# [Directive]
Restate all the material verbatim, except for the pictures.

# [Data supplied]
[BEGIN]
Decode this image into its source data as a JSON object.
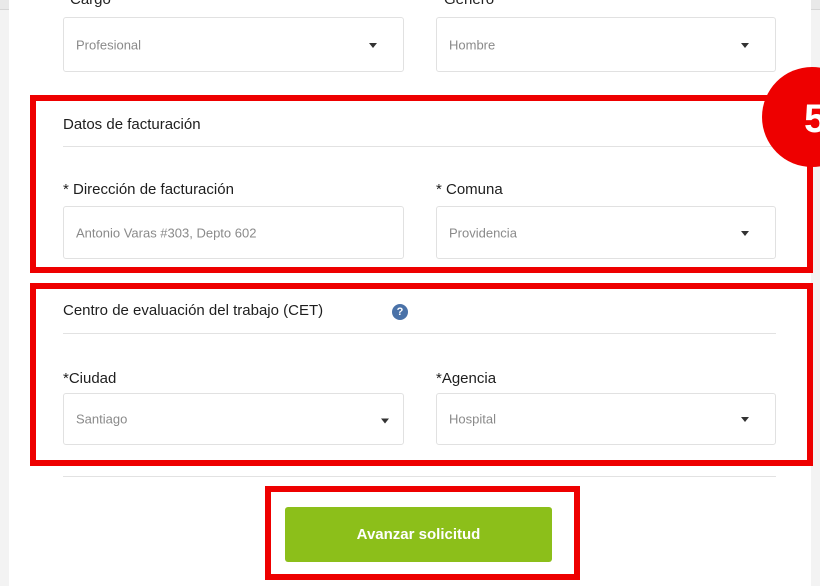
{
  "top_fields": {
    "left_label_partial": "Cargo",
    "right_label_partial": "Género",
    "cargo_value": "Profesional",
    "genero_value": "Hombre"
  },
  "step_badge": "5",
  "billing": {
    "title": "Datos de facturación",
    "address_label": "* Dirección de facturación",
    "address_value": "Antonio Varas #303, Depto 602",
    "comuna_label": "* Comuna",
    "comuna_value": "Providencia"
  },
  "cet": {
    "title": "Centro de evaluación del trabajo (CET)",
    "help_icon_glyph": "?",
    "ciudad_label": "*Ciudad",
    "ciudad_value": "Santiago",
    "agencia_label": "*Agencia",
    "agencia_value": "Hospital"
  },
  "submit_label": "Avanzar solicitud",
  "colors": {
    "highlight": "#ee0000",
    "button": "#8cbf1a",
    "help_icon": "#4a72a8"
  }
}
[END]
# [Output of the task]
Decode this image into its source data as a JSON object.
{
  "top_fields": {
    "left_label_partial": "Cargo",
    "right_label_partial": "Género",
    "cargo_value": "Profesional",
    "genero_value": "Hombre"
  },
  "step_badge": "5",
  "billing": {
    "title": "Datos de facturación",
    "address_label": "* Dirección de facturación",
    "address_value": "Antonio Varas #303, Depto 602",
    "comuna_label": "* Comuna",
    "comuna_value": "Providencia"
  },
  "cet": {
    "title": "Centro de evaluación del trabajo (CET)",
    "help_icon_glyph": "?",
    "ciudad_label": "*Ciudad",
    "ciudad_value": "Santiago",
    "agencia_label": "*Agencia",
    "agencia_value": "Hospital"
  },
  "submit_label": "Avanzar solicitud",
  "colors": {
    "highlight": "#ee0000",
    "button": "#8cbf1a",
    "help_icon": "#4a72a8"
  }
}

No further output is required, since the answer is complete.